▶ Exercise aim: Reproduce all records exactly.

▶ Input records:
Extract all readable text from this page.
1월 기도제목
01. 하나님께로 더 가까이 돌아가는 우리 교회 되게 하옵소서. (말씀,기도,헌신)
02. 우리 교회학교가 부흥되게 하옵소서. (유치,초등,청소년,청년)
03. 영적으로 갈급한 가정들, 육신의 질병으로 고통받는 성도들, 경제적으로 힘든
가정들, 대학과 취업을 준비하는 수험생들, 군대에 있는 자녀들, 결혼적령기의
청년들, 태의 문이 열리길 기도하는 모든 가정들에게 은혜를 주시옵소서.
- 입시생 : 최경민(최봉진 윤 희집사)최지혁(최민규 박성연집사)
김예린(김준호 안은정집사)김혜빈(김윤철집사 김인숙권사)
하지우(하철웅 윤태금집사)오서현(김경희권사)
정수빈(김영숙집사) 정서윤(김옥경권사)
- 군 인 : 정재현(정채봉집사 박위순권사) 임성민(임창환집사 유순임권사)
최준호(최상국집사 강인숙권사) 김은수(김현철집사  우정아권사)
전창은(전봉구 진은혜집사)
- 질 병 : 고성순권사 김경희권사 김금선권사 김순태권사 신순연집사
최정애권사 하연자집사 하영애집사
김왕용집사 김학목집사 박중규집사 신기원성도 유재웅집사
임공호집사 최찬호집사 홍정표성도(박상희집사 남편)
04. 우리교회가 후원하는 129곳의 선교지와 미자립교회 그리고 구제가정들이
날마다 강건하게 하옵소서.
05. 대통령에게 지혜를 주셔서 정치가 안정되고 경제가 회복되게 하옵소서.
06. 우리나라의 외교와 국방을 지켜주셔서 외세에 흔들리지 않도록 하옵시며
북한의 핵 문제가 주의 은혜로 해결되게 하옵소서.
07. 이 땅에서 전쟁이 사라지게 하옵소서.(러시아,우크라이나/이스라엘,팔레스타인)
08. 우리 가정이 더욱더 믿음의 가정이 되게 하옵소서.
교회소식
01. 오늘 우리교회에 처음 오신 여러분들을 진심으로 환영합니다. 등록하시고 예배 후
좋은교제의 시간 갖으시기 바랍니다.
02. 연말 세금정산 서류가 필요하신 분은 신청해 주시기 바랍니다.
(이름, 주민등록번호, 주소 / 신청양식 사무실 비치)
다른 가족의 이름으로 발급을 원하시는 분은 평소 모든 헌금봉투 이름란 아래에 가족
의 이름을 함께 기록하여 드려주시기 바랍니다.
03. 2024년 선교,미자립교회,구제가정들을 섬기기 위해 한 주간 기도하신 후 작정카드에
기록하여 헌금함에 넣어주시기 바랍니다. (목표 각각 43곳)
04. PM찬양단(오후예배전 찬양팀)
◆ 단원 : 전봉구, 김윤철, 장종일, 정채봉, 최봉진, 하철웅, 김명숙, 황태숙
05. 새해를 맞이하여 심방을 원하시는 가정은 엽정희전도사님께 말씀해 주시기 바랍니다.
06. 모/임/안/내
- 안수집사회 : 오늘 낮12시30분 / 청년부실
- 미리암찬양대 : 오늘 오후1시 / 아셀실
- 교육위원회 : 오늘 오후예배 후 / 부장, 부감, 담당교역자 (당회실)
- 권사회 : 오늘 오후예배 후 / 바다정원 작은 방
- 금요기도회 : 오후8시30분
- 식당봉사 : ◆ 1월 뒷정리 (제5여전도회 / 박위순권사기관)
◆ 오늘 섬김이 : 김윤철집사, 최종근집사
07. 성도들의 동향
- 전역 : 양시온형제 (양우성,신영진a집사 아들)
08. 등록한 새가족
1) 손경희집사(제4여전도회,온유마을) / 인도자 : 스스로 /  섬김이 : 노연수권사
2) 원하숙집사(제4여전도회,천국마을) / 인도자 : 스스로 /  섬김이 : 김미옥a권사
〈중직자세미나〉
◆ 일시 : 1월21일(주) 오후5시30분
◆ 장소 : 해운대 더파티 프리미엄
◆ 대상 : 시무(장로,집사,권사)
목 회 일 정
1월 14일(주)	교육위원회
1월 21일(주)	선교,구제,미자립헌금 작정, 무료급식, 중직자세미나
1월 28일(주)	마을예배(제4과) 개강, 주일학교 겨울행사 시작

▶ Answer:
Extract all readable text from this page.
1월 기도제목
01. 하나님께로 더 가까이 돌아가는 우리 교회 되게 하옵소서. (말씀,기도,헌신)
02. 우리 교회학교가 부흥되게 하옵소서. (유치,초등,청소년,청년)
03. 영적으로 갈급한 가정들, 육신의 질병으로 고통받는 성도들, 경제적으로 힘든
가정들, 대학과 취업을 준비하는 수험생들, 군대에 있는 자녀들, 결혼적령기의
청년들, 태의 문이 열리길 기도하는 모든 가정들에게 은혜를 주시옵소서.
- 입시생 : 최경민(최봉진 윤 희집사)최지혁(최민규 박성연집사)
김예린(김준호 안은정집사)김혜빈(김윤철집사 김인숙권사)
하지우(하철웅 윤태금집사)오서현(김경희권사)
정수빈(김영숙집사) 정서윤(김옥경권사)
- 군 인 : 정재현(정채봉집사 박위순권사) 임성민(임창환집사 유순임권사)
최준호(최상국집사 강인숙권사) 김은수(김현철집사  우정아권사)
전창은(전봉구 진은혜집사)
- 질 병 : 고성순권사 김경희권사 김금선권사 김순태권사 신순연집사
최정애권사 하연자집사 하영애집사
김왕용집사 김학목집사 박중규집사 신기원성도 유재웅집사
임공호집사 최찬호집사 홍정표성도(박상희집사 남편)
04. 우리교회가 후원하는 129곳의 선교지와 미자립교회 그리고 구제가정들이
날마다 강건하게 하옵소서.
05. 대통령에게 지혜를 주셔서 정치가 안정되고 경제가 회복되게 하옵소서.
06. 우리나라의 외교와 국방을 지켜주셔서 외세에 흔들리지 않도록 하옵시며
북한의 핵 문제가 주의 은혜로 해결되게 하옵소서.
07. 이 땅에서 전쟁이 사라지게 하옵소서.(러시아,우크라이나/이스라엘,팔레스타인)
08. 우리 가정이 더욱더 믿음의 가정이 되게 하옵소서.
교회소식
01. 오늘 우리교회에 처음 오신 여러분들을 진심으로 환영합니다. 등록하시고 예배 후
좋은교제의 시간 갖으시기 바랍니다.
02. 연말 세금정산 서류가 필요하신 분은 신청해 주시기 바랍니다.
(이름, 주민등록번호, 주소 / 신청양식 사무실 비치)
다른 가족의 이름으로 발급을 원하시는 분은 평소 모든 헌금봉투 이름란 아래에 가족
의 이름을 함께 기록하여 드려주시기 바랍니다.
03. 2024년 선교,미자립교회,구제가정들을 섬기기 위해 한 주간 기도하신 후 작정카드에
기록하여 헌금함에 넣어주시기 바랍니다. (목표 각각 43곳)
04. PM찬양단(오후예배전 찬양팀)
◆ 단원 : 전봉구, 김윤철, 장종일, 정채봉, 최봉진, 하철웅, 김명숙, 황태숙
05. 새해를 맞이하여 심방을 원하시는 가정은 엽정희전도사님께 말씀해 주시기 바랍니다.
06. 모/임/안/내
- 안수집사회 : 오늘 낮12시30분 / 청년부실
- 미리암찬양대 : 오늘 오후1시 / 아셀실
- 교육위원회 : 오늘 오후예배 후 / 부장, 부감, 담당교역자 (당회실)
- 권사회 : 오늘 오후예배 후 / 바다정원 작은 방
- 금요기도회 : 오후8시30분
- 식당봉사 : ◆ 1월 뒷정리 (제5여전도회 / 박위순권사기관)
◆ 오늘 섬김이 : 김윤철집사, 최종근집사
07. 성도들의 동향
- 전역 : 양시온형제 (양우성,신영진a집사 아들)
08. 등록한 새가족
1) 손경희집사(제4여전도회,온유마을) / 인도자 : 스스로 /  섬김이 : 노연수권사
2) 원하숙집사(제4여전도회,천국마을) / 인도자 : 스스로 /  섬김이 : 김미옥a권사
〈중직자세미나〉
◆ 일시 : 1월21일(주) 오후5시30분
◆ 장소 : 해운대 더파티 프리미엄
◆ 대상 : 시무(장로,집사,권사)
목 회 일 정
1월 14일(주)	교육위원회
1월 21일(주)	선교,구제,미자립헌금 작정, 무료급식, 중직자세미나
1월 28일(주)	마을예배(제4과) 개강, 주일학교 겨울행사 시작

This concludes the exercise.